Items from a dataset:
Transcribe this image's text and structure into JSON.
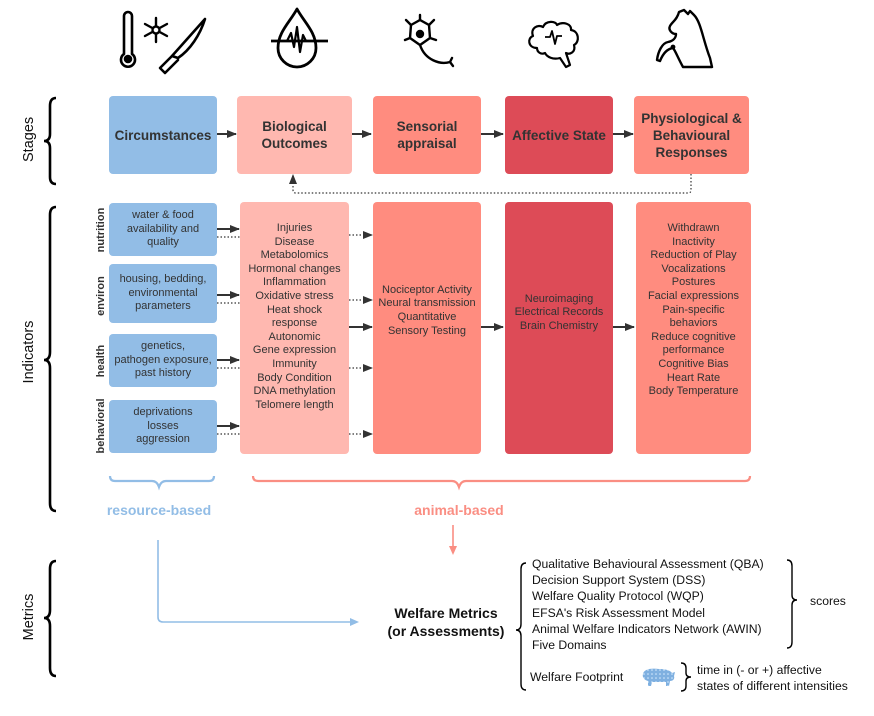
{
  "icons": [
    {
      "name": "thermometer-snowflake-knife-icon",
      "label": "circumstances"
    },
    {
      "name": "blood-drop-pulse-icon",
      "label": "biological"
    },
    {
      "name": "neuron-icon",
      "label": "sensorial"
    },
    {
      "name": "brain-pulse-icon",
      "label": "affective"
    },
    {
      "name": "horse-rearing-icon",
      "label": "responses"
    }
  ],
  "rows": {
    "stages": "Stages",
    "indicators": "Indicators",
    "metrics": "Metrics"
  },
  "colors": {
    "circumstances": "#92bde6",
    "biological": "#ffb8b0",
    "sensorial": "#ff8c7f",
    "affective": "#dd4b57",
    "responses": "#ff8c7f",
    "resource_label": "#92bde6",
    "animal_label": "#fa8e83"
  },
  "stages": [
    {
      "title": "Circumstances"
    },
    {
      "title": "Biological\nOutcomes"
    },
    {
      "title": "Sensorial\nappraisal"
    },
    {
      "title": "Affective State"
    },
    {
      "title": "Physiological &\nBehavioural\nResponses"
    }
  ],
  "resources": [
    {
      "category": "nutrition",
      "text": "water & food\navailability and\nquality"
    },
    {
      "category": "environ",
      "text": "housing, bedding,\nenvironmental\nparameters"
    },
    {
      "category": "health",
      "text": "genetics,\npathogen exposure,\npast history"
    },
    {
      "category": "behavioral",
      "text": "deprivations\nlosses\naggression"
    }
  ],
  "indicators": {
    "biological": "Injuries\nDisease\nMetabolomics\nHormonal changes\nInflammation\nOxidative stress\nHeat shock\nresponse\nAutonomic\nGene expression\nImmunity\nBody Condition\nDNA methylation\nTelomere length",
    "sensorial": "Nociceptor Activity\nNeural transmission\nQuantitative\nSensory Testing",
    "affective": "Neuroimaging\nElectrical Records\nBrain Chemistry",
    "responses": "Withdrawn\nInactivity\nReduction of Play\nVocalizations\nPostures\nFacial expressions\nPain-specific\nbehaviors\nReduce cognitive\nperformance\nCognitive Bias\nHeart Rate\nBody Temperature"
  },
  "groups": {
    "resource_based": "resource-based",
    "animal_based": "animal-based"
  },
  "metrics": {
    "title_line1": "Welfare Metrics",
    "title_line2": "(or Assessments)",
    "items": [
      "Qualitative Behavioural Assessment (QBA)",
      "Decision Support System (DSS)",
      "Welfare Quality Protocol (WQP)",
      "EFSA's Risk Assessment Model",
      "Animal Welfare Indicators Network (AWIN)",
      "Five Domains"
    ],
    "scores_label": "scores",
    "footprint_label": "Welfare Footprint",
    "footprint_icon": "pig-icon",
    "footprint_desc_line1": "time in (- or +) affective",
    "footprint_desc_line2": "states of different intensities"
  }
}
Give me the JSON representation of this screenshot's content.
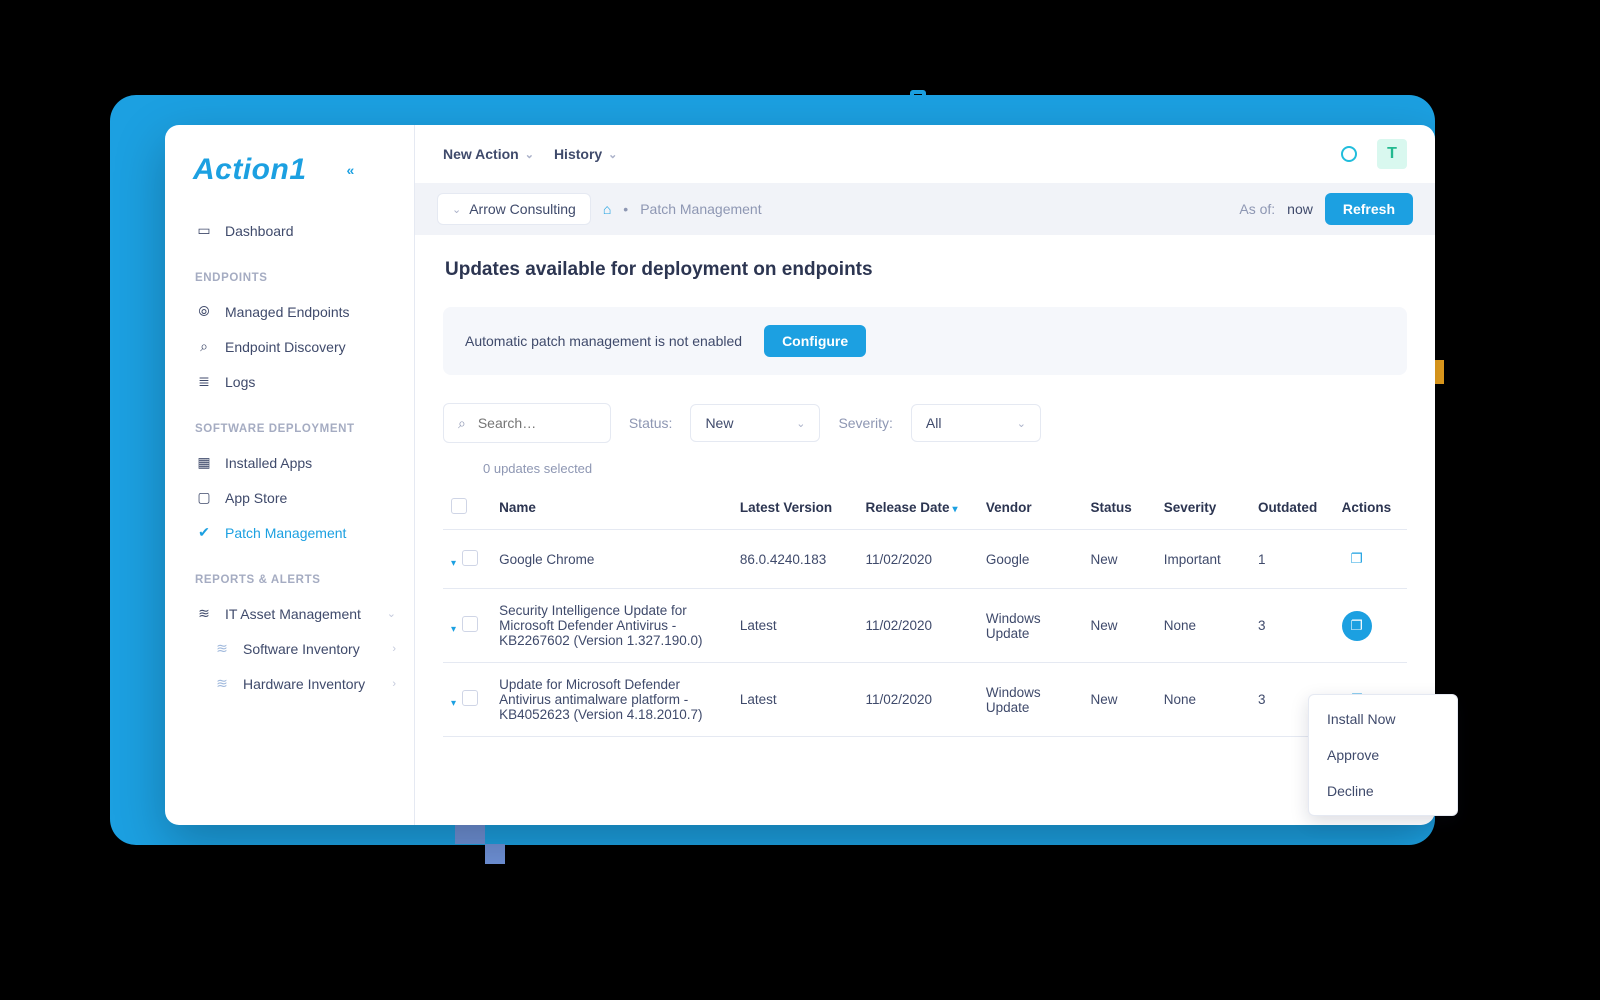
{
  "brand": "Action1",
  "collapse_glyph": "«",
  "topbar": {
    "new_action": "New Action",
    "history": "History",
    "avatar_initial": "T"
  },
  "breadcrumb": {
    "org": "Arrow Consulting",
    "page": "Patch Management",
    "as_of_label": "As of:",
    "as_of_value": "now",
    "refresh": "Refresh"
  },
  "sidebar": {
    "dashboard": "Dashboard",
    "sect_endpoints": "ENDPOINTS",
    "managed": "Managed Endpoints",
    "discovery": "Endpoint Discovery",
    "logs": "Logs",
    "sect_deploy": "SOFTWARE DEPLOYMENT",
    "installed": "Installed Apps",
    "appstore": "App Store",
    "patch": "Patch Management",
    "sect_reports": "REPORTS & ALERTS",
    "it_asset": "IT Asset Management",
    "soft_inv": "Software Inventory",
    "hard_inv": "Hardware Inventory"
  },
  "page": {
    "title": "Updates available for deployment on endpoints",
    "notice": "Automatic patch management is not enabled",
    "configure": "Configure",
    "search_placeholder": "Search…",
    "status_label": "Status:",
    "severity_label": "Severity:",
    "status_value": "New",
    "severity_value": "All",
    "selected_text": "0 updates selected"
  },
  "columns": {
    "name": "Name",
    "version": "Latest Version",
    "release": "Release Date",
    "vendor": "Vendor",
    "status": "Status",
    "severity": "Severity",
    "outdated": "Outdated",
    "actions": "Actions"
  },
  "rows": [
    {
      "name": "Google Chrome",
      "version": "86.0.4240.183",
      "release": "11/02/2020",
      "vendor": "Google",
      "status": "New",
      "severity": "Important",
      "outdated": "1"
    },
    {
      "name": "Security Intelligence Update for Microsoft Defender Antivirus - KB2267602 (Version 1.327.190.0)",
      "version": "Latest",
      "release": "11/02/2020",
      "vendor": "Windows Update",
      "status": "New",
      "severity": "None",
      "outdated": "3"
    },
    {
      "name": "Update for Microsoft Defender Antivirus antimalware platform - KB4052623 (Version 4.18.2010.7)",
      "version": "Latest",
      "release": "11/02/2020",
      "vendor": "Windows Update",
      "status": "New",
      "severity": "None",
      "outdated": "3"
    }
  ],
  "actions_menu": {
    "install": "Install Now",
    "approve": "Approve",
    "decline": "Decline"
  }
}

...

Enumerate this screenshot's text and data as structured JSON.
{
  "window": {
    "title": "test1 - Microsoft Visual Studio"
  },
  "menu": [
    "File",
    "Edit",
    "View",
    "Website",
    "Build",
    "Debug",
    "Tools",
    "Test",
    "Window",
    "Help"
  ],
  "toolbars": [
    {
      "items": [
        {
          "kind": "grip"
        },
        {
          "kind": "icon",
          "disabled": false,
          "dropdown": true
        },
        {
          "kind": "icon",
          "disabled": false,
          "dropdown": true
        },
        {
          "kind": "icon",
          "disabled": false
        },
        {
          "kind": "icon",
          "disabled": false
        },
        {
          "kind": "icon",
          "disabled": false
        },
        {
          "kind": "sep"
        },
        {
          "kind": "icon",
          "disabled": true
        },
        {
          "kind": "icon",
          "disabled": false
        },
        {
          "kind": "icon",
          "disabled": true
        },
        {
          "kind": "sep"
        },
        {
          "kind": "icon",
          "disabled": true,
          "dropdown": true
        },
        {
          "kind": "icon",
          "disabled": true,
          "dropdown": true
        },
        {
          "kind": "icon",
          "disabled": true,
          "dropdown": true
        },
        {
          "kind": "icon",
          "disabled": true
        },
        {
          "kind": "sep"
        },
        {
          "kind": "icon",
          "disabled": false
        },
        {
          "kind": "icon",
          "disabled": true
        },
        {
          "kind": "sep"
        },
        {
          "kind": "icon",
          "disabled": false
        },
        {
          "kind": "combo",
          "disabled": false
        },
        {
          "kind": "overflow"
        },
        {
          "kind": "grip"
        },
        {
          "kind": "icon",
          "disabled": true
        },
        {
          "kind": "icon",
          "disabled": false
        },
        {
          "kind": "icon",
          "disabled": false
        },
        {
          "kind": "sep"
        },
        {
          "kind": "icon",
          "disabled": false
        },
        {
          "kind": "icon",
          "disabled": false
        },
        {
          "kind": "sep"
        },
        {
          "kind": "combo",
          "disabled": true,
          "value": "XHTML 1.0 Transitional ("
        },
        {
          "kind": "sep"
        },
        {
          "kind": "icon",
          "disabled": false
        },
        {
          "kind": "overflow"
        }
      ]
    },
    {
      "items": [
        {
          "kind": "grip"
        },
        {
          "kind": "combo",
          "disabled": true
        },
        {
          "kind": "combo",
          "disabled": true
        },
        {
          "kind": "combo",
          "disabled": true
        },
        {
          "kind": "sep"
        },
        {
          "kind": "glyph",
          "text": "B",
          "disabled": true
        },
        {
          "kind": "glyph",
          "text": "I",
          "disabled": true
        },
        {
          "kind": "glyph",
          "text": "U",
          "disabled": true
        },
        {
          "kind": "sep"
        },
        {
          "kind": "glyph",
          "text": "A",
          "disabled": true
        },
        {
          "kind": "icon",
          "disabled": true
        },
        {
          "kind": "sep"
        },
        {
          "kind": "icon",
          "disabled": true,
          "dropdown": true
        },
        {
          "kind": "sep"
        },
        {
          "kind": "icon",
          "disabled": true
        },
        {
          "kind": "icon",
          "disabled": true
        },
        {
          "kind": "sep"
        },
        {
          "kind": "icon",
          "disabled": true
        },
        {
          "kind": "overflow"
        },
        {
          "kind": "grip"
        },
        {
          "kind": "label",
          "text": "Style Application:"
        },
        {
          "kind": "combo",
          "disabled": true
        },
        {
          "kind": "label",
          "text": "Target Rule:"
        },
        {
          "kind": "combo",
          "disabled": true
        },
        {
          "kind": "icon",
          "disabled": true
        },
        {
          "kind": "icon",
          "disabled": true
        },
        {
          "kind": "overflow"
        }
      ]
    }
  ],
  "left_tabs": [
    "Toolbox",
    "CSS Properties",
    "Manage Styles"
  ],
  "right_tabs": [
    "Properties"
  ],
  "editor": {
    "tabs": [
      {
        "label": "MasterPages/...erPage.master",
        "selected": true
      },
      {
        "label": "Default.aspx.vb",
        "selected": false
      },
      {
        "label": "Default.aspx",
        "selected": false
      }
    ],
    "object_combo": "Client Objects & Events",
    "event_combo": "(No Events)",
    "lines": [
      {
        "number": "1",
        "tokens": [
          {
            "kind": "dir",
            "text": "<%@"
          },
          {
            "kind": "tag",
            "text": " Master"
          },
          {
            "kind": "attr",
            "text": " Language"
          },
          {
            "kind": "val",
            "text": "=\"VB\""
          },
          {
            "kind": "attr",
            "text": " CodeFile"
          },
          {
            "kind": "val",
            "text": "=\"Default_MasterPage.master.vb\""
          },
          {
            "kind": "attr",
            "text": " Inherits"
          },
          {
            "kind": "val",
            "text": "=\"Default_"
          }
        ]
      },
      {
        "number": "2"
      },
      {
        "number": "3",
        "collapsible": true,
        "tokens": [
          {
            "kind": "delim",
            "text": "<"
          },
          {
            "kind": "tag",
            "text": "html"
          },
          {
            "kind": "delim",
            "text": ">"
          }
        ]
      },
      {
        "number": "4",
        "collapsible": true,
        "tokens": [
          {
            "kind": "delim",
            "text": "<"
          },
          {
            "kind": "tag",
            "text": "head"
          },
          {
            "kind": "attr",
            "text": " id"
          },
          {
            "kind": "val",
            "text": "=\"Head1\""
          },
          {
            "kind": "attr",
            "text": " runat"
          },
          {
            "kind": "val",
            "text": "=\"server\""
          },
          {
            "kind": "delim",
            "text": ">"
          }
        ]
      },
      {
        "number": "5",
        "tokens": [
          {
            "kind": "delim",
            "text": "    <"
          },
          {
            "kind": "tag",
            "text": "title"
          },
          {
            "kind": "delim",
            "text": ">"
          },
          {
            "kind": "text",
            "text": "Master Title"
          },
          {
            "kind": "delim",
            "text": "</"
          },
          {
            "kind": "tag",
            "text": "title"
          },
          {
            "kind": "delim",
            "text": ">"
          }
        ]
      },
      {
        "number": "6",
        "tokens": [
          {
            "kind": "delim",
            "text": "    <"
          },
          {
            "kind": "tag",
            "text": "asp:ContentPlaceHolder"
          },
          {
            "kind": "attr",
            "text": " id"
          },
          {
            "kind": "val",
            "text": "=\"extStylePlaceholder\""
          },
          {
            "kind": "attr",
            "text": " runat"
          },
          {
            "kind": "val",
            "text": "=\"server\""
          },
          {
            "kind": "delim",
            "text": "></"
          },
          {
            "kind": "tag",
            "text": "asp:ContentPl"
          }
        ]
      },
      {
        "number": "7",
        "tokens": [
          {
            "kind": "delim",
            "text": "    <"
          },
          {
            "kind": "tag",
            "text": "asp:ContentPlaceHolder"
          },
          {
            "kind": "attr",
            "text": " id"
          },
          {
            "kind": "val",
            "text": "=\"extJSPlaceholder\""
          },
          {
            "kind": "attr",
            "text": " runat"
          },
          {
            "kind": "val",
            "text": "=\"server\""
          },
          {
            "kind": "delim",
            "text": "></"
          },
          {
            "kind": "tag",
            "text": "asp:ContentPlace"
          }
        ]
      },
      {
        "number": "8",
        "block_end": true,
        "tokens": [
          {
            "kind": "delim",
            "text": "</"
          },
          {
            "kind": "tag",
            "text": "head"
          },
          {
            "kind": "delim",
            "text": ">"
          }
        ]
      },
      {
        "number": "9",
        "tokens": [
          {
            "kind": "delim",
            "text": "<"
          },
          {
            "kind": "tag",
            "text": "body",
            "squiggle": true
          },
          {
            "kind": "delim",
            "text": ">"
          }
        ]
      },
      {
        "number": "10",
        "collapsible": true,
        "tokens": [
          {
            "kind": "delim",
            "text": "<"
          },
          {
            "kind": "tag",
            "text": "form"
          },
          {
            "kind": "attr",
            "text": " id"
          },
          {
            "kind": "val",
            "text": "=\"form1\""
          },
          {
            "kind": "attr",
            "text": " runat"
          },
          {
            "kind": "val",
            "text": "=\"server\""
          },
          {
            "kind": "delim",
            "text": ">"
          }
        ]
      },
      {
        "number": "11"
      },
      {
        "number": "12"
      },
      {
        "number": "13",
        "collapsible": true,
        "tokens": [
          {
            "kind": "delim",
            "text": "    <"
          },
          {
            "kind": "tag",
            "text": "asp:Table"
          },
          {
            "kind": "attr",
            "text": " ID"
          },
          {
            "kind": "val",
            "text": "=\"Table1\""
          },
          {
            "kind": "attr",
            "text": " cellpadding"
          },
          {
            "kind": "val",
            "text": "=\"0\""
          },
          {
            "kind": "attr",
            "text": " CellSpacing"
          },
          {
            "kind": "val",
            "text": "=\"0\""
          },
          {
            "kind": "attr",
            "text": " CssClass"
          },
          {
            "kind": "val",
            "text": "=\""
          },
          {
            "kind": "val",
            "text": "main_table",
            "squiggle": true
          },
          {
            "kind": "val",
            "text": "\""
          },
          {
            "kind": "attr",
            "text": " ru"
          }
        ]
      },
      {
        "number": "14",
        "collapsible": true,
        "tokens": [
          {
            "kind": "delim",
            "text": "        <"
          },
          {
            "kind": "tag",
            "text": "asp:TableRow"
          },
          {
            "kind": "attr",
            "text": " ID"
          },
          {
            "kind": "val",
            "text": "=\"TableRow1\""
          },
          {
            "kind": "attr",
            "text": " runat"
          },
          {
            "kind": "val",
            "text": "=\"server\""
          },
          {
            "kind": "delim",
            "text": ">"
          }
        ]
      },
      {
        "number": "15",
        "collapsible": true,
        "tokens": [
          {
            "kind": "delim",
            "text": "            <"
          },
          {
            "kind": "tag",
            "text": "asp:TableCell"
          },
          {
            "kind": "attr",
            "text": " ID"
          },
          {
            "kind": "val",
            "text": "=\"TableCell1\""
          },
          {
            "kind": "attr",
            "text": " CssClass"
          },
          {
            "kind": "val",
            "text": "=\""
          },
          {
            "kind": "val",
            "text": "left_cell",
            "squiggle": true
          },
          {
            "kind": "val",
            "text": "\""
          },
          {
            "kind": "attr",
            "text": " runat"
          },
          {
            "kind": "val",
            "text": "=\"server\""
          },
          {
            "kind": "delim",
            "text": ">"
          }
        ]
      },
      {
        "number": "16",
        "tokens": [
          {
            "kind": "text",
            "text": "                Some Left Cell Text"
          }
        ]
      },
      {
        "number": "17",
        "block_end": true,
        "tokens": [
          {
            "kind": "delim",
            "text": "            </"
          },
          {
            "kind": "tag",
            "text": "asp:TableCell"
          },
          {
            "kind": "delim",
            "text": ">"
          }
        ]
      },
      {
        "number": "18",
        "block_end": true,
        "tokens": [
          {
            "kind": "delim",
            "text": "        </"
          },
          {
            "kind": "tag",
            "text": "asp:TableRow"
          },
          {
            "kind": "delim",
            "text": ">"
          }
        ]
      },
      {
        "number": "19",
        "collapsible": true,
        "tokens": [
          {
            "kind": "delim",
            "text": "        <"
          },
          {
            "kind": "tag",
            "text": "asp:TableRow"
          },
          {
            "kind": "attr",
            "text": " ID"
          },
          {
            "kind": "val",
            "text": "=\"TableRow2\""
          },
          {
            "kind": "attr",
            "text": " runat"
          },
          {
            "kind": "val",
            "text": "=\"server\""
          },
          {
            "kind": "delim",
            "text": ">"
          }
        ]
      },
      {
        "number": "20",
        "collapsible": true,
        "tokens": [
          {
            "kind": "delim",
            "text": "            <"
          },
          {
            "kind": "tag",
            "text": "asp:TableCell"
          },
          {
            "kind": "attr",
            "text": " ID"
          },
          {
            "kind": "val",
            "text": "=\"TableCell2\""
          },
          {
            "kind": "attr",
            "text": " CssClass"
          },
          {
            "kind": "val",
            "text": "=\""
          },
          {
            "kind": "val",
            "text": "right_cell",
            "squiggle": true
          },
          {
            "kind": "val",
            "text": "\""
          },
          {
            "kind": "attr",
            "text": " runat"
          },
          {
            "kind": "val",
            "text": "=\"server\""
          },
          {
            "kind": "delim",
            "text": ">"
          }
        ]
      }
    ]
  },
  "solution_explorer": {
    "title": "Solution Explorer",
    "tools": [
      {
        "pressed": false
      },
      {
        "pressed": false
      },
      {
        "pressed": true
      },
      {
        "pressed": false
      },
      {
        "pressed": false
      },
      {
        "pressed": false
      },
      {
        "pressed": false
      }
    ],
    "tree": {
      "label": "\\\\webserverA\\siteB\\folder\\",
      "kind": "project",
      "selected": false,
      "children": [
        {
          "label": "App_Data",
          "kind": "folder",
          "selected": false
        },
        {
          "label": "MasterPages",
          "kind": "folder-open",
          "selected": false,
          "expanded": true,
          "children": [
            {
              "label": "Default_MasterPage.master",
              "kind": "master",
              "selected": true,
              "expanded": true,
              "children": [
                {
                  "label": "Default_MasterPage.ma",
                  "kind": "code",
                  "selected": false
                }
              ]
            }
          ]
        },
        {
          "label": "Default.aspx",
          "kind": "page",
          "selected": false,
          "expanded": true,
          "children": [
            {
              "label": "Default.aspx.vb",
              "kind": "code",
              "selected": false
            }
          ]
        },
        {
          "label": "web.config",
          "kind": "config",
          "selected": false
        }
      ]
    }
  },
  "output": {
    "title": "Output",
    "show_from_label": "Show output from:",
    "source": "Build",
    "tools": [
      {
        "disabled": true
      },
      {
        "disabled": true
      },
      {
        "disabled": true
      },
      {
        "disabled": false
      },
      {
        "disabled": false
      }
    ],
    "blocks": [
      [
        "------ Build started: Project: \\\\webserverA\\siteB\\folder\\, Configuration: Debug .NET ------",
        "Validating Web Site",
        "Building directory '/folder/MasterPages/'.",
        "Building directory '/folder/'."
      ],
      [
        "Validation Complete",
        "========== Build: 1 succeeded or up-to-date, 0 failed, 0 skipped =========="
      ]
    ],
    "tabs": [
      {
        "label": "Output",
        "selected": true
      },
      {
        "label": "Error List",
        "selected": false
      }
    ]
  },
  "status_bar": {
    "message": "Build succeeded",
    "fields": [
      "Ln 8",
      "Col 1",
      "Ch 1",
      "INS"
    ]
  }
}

• AIM OF THE TASK
The expected output is each line of the records above that includes the word "webserverA".

• WRITTEN RESPONSE
      "label": "\\\\webserverA\\siteB\\folder\\",
        "------ Build started: Project: \\\\webserverA\\siteB\\folder\\, Configuration: Debug .NET ------",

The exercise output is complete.